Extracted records
+++

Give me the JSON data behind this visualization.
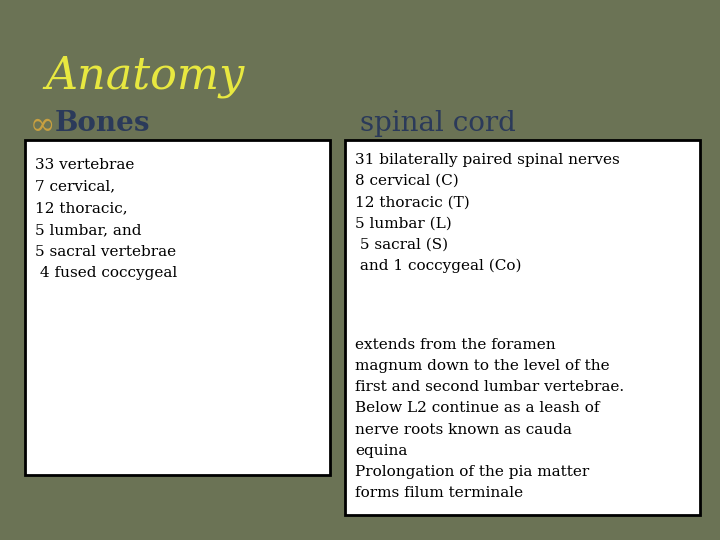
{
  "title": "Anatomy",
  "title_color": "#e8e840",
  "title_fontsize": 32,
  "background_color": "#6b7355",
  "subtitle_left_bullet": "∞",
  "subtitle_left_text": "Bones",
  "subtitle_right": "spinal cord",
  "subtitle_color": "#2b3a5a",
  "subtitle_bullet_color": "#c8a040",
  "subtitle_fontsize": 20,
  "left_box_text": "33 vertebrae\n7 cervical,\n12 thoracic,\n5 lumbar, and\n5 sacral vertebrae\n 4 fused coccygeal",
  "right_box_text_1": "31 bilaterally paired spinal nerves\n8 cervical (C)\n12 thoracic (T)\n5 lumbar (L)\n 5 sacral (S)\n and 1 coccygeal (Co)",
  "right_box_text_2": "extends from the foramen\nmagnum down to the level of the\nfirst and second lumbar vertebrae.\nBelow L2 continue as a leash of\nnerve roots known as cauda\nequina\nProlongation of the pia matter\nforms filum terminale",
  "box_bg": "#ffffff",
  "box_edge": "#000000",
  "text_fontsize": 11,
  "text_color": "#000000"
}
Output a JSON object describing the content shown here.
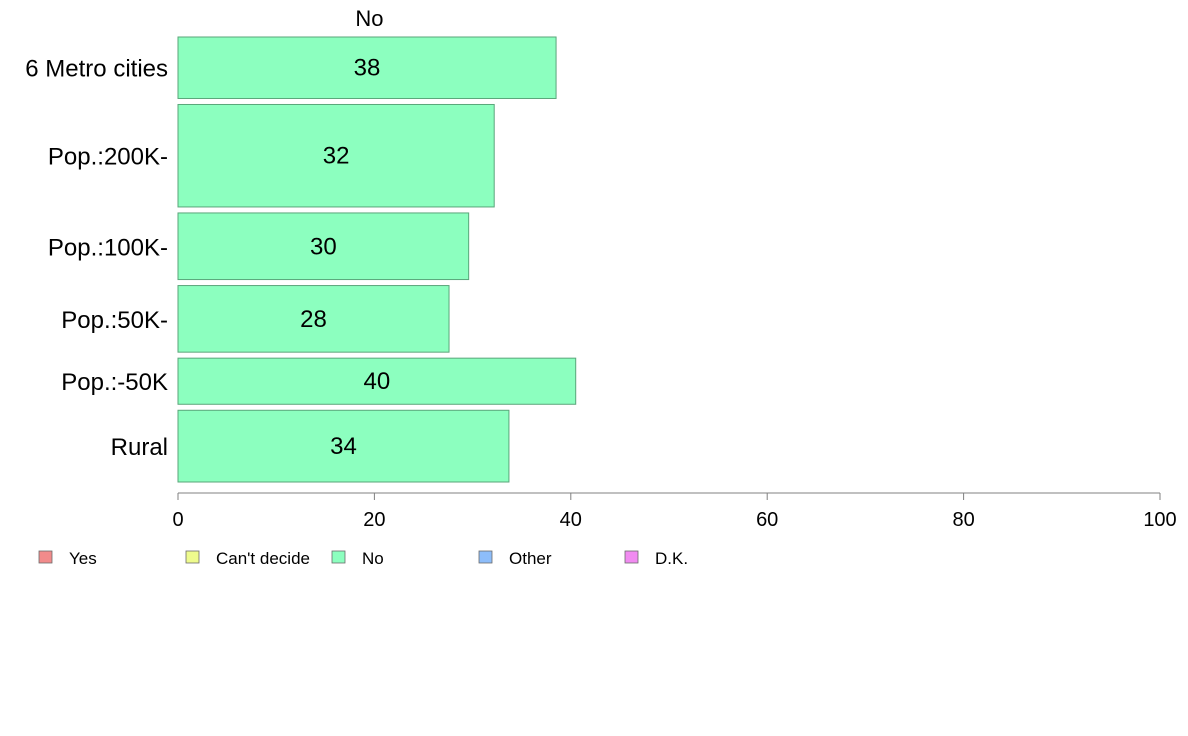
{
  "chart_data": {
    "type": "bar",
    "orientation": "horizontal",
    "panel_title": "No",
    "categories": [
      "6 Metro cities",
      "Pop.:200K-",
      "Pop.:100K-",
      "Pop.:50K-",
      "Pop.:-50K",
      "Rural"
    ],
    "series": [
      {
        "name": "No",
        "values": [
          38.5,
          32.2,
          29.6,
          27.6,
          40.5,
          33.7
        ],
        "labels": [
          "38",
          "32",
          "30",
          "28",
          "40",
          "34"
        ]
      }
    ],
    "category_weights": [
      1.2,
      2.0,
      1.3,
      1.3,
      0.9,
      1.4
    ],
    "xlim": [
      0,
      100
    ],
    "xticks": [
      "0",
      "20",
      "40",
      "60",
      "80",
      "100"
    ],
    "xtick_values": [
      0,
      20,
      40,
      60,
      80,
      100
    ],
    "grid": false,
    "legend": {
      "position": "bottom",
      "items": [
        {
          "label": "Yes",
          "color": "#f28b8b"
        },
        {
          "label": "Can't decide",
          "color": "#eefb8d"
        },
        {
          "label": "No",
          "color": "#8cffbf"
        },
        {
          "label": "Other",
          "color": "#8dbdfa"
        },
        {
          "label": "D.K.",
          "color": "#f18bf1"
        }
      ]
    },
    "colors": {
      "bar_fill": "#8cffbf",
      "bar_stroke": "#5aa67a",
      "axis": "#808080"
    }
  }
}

+++

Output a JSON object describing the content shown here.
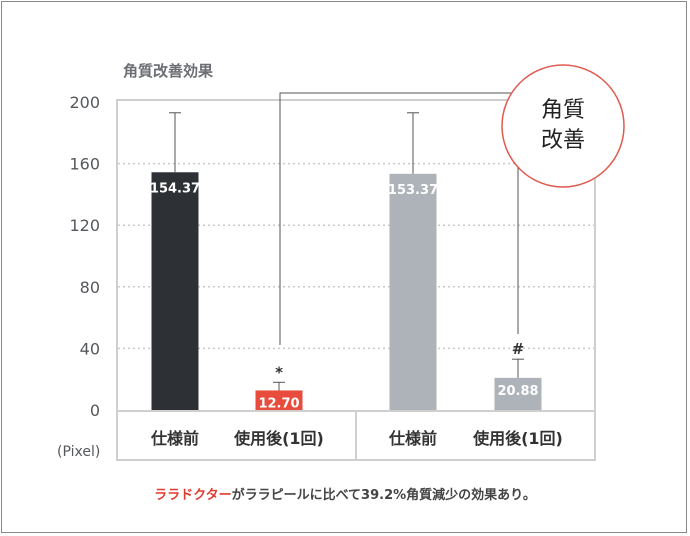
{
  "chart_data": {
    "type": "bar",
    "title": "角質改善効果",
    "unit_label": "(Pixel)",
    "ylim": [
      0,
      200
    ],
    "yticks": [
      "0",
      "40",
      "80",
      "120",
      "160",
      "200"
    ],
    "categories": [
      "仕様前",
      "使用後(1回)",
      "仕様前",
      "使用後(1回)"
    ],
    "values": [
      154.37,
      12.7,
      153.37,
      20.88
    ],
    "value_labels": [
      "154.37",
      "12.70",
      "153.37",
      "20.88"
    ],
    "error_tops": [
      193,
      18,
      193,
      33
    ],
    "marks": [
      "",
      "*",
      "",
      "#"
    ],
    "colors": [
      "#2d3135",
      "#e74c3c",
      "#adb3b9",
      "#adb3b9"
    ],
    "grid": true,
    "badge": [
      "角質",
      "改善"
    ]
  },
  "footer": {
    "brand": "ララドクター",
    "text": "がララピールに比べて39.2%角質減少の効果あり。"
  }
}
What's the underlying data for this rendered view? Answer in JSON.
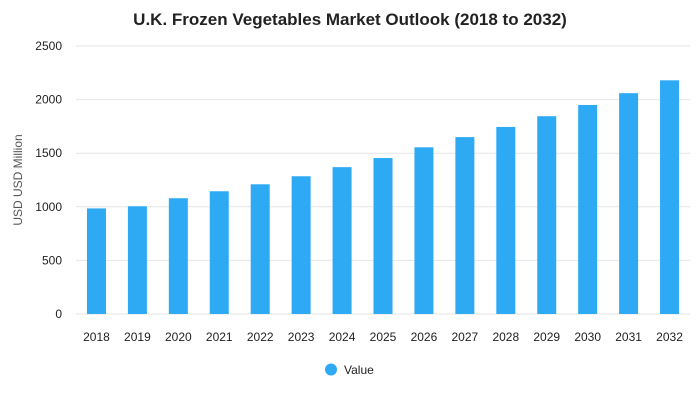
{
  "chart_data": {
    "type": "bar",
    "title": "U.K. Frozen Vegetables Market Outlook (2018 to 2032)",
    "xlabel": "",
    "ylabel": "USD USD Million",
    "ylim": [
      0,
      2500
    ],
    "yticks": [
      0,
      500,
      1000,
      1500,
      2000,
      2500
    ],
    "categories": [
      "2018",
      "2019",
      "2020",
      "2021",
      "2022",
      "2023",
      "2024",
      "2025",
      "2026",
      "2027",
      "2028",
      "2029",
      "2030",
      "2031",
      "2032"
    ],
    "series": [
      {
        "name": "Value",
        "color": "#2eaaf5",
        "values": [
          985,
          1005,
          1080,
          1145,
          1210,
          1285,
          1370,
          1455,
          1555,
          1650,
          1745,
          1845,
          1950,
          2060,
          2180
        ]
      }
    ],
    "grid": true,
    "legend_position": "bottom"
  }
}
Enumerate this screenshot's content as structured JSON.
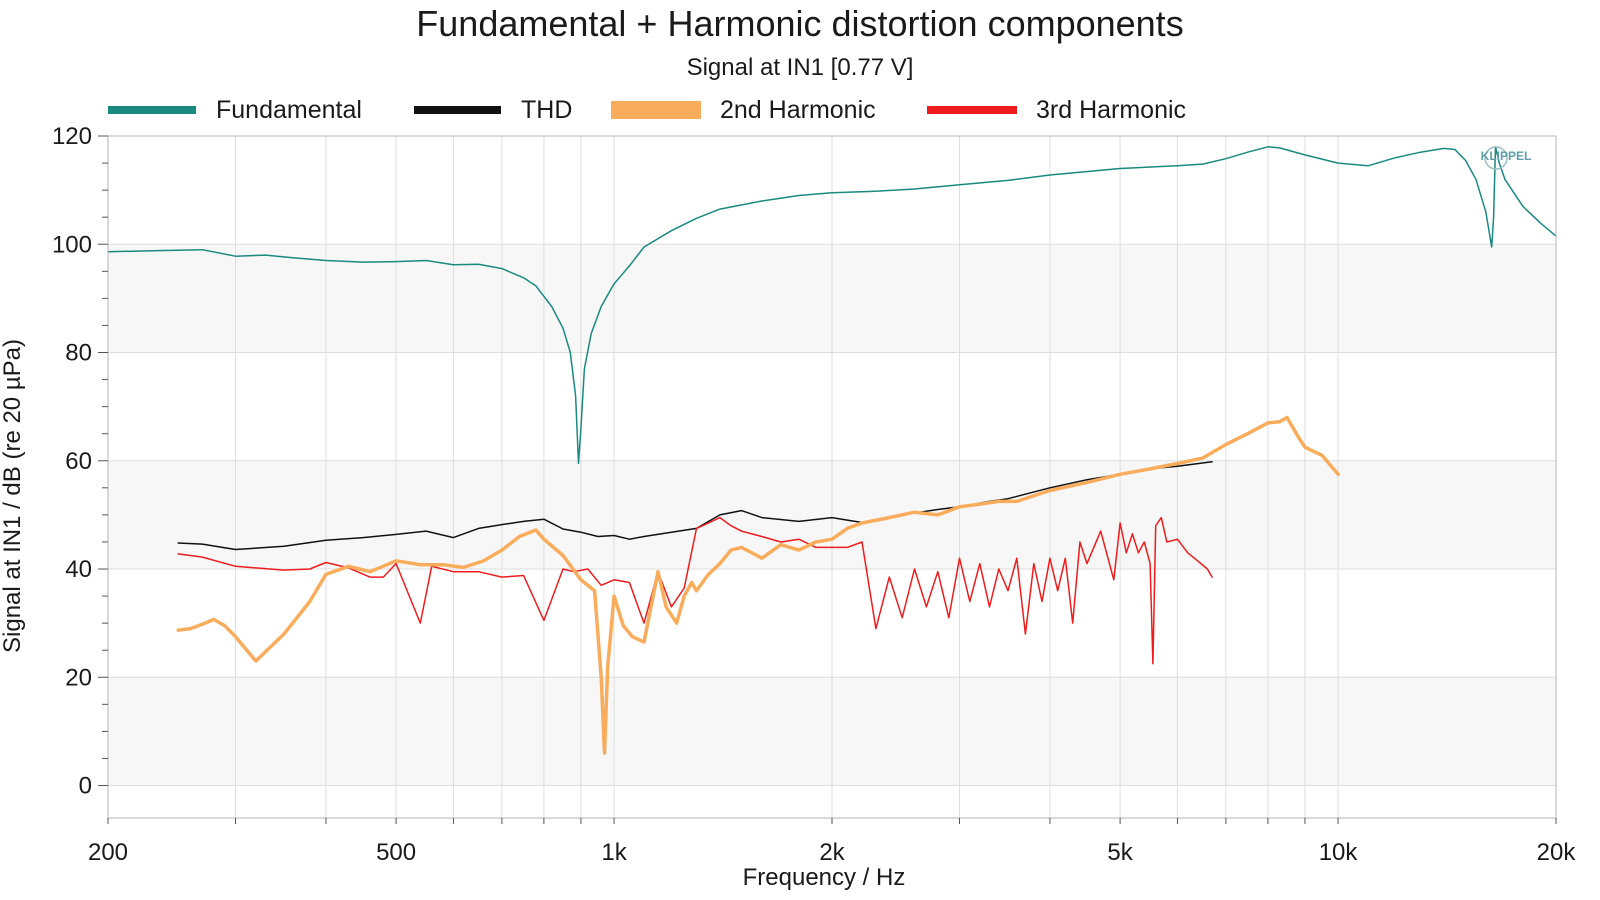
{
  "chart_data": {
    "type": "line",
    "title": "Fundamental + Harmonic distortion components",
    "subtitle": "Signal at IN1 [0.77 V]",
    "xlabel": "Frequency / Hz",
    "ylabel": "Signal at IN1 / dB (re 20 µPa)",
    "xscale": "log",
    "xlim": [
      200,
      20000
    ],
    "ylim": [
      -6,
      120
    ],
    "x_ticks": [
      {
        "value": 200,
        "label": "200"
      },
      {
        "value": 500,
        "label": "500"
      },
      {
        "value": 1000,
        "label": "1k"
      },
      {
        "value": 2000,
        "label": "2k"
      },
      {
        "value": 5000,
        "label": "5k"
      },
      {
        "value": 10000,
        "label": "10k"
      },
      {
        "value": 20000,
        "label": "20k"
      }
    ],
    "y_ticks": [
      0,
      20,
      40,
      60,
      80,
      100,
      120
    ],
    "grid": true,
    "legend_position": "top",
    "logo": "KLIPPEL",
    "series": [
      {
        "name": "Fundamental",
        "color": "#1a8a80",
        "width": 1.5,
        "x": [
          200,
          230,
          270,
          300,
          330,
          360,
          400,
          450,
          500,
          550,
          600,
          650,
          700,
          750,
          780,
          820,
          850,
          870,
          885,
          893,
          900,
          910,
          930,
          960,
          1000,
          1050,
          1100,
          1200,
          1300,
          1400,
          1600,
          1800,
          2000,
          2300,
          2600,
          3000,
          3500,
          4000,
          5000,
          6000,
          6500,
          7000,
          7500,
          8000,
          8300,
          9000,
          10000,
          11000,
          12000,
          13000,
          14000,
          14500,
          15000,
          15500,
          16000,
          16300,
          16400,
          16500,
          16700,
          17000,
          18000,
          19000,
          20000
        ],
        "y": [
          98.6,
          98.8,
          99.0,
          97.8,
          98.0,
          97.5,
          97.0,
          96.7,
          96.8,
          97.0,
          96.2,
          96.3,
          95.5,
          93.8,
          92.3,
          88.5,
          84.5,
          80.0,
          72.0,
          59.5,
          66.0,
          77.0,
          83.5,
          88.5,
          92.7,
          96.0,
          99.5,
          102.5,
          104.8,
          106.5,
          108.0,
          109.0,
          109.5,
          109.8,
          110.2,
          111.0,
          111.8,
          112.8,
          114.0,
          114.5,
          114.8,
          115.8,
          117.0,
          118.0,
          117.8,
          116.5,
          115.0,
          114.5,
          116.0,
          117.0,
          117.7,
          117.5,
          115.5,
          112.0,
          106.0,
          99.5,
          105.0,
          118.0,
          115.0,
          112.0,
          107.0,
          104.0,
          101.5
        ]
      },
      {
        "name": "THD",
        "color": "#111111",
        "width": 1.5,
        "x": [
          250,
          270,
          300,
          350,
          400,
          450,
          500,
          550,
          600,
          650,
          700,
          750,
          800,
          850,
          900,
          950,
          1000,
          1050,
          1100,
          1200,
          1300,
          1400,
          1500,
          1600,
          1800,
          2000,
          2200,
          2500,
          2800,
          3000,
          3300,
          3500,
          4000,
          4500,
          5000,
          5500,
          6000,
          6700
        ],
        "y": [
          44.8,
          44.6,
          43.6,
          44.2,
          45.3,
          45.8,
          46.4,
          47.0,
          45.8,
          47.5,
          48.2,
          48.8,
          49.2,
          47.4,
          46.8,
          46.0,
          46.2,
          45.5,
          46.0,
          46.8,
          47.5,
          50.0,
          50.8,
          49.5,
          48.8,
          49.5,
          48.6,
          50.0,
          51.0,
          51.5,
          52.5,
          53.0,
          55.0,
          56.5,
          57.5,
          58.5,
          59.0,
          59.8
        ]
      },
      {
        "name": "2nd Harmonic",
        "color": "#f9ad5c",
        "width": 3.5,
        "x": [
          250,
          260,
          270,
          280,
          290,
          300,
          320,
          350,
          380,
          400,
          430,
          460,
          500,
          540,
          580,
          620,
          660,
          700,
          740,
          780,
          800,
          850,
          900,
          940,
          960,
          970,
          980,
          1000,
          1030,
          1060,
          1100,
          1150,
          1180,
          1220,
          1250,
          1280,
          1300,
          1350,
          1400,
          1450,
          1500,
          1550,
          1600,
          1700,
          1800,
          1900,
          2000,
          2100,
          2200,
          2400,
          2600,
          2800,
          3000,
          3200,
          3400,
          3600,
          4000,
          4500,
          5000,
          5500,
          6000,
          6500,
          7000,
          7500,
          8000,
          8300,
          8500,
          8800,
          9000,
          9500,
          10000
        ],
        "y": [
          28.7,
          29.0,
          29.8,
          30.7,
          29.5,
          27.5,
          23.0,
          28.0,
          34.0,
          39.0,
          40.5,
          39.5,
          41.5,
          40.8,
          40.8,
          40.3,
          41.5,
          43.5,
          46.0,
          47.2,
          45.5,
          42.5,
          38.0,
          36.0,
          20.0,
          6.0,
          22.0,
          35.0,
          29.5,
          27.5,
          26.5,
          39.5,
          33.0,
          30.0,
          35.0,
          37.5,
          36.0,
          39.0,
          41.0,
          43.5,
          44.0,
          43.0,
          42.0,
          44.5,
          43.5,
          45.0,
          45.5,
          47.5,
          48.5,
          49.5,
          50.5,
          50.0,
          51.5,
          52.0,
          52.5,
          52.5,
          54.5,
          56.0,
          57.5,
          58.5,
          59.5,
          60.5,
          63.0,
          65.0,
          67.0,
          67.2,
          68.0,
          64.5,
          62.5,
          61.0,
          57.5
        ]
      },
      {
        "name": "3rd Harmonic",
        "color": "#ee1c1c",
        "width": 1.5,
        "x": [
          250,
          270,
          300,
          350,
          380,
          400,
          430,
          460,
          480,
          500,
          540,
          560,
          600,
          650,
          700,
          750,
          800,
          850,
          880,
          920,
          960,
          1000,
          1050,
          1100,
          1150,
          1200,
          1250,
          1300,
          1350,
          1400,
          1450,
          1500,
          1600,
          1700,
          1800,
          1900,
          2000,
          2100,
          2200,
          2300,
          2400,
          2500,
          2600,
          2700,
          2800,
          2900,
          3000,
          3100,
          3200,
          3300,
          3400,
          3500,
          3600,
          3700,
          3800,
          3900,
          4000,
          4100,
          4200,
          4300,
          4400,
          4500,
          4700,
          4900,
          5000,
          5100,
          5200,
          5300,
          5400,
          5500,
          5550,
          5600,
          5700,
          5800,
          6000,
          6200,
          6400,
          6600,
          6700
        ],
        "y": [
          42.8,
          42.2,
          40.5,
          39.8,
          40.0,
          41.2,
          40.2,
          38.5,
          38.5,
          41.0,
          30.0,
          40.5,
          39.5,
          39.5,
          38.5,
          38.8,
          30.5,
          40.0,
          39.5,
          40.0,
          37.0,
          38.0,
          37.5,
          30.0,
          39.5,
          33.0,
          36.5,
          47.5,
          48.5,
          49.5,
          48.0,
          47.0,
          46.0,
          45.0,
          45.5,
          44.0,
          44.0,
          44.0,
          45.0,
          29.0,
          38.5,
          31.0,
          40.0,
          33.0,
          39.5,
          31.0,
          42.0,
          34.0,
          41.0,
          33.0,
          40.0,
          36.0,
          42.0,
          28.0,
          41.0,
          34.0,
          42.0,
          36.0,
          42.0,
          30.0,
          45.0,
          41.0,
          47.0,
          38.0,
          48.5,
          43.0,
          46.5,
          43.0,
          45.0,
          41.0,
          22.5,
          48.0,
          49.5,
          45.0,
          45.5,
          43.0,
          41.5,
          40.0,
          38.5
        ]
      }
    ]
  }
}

+++

_Work to be completed_. Choose all lines containing the string "Signal" and copy them out.

_Solution for this task_.
    "subtitle": "Signal at IN1 [0.77 V]",
    "ylabel": "Signal at IN1 / dB (re 20 µPa)",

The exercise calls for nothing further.